Supplied data:
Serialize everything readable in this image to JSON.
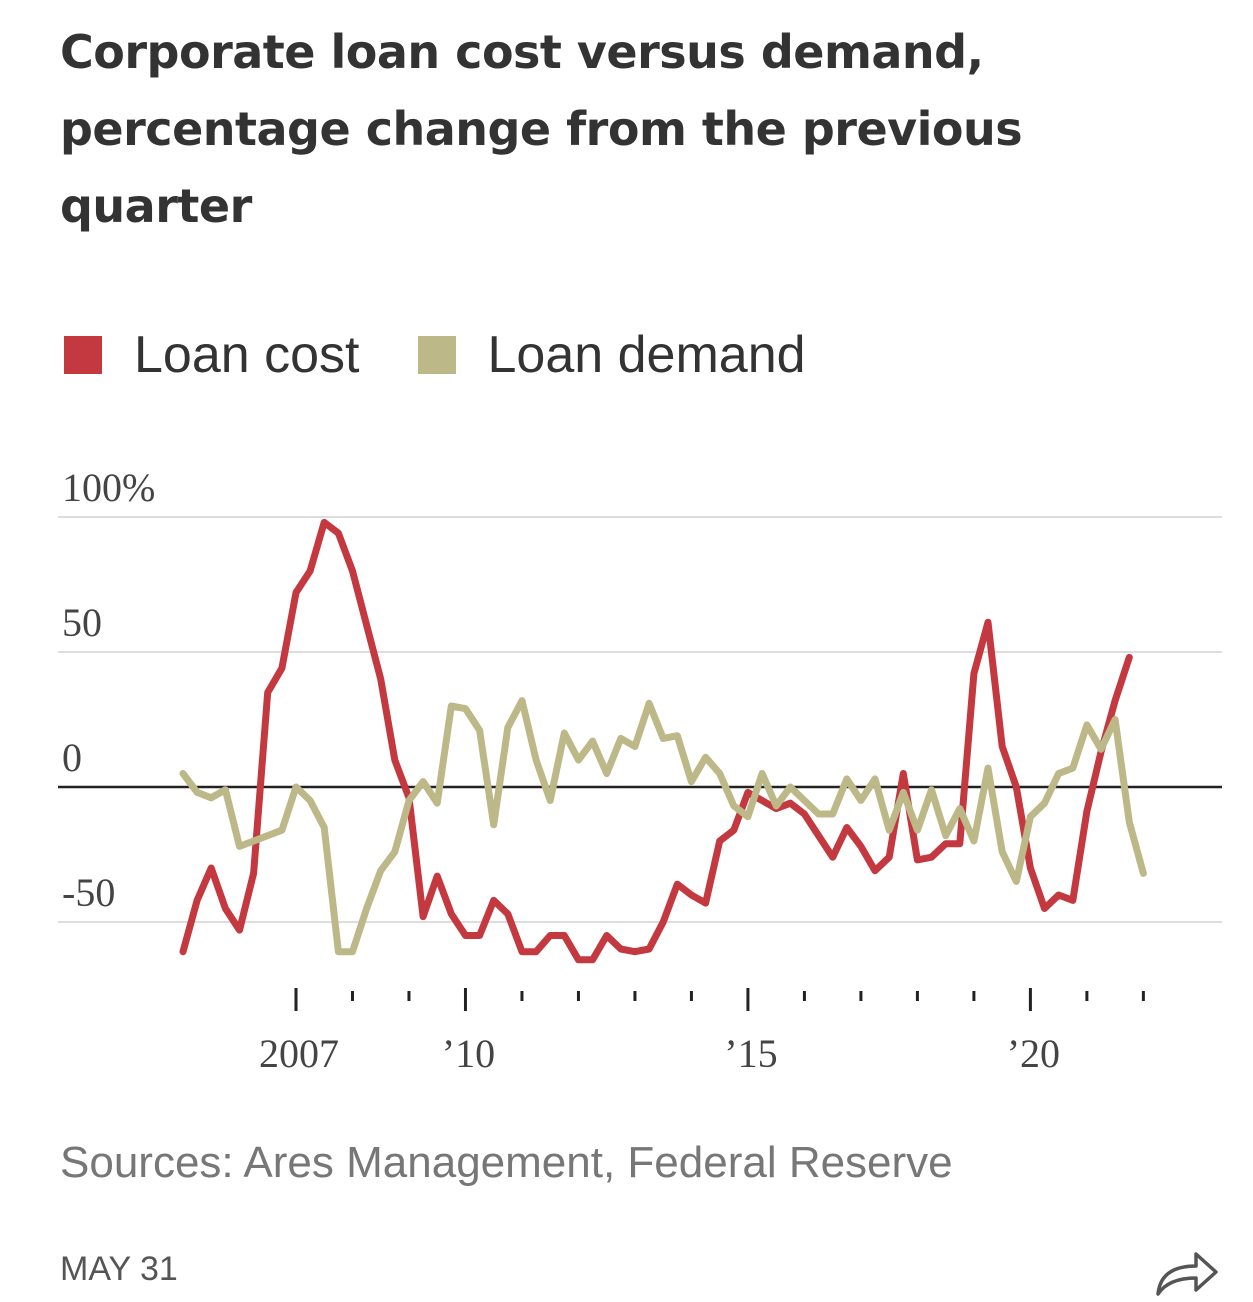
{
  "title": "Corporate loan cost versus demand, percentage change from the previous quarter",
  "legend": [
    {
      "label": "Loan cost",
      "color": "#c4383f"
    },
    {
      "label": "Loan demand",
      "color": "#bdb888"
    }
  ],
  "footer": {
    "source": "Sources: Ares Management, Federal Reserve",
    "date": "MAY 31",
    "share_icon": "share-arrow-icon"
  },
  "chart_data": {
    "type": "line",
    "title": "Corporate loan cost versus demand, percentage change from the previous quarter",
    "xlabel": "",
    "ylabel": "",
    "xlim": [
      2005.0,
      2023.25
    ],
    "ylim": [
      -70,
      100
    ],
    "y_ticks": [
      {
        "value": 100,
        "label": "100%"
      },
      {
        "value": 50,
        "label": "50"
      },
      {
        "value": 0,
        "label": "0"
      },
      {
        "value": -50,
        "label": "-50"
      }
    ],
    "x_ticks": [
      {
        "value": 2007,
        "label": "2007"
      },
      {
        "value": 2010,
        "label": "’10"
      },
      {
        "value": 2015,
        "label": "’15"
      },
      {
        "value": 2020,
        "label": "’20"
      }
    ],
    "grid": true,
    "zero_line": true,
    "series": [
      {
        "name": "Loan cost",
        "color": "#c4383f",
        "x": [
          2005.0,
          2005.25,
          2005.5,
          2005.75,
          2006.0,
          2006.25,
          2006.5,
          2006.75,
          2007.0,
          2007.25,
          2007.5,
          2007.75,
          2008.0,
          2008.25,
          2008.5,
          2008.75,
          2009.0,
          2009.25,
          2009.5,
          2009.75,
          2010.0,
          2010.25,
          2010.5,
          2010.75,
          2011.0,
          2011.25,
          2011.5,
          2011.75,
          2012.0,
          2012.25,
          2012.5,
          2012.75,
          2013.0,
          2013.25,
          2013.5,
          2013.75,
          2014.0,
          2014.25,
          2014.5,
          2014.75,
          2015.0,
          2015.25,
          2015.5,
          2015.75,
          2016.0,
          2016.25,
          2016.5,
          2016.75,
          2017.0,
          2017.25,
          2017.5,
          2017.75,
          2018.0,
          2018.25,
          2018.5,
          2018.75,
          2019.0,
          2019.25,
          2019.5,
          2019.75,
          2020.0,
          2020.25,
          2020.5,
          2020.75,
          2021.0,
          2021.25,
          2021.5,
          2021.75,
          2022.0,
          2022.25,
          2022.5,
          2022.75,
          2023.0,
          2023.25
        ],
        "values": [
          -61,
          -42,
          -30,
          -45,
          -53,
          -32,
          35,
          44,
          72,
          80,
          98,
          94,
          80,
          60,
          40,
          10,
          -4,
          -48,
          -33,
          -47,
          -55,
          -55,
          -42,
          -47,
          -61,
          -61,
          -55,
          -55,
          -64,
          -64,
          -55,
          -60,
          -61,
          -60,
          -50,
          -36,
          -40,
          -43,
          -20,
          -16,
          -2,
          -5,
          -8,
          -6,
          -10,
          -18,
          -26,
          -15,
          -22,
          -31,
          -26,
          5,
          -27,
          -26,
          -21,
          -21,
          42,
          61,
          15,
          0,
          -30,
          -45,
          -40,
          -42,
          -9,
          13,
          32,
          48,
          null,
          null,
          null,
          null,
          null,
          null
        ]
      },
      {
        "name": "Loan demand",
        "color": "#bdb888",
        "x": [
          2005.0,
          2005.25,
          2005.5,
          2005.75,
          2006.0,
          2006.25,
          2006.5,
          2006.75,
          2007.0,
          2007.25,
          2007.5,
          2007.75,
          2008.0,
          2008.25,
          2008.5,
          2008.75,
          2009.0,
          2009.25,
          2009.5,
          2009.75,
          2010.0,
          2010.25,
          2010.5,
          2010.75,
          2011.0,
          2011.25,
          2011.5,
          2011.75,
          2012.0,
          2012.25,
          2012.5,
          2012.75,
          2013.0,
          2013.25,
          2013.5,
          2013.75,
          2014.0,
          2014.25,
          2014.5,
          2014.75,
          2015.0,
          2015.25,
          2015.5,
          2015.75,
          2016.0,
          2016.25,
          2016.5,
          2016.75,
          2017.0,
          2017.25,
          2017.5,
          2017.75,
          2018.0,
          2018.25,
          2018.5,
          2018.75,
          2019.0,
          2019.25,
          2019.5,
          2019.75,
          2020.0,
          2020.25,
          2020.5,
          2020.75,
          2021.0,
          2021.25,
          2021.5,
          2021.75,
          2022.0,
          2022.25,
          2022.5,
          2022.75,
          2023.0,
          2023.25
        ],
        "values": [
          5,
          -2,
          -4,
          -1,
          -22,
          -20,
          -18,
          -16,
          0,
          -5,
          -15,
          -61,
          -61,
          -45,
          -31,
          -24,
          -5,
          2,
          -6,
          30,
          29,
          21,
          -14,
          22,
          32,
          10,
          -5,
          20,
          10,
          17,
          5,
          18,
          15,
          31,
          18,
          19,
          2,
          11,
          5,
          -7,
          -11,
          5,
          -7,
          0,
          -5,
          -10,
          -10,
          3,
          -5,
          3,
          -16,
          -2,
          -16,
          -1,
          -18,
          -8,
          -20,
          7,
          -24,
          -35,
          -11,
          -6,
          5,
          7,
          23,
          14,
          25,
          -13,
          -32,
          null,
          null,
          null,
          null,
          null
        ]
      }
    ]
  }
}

Given task: Collect each line holding the string "color".

Output of the exercise:
      "color": "#c4383f"
      "color": "#bdb888"
        "color": "#c4383f",
        "color": "#bdb888",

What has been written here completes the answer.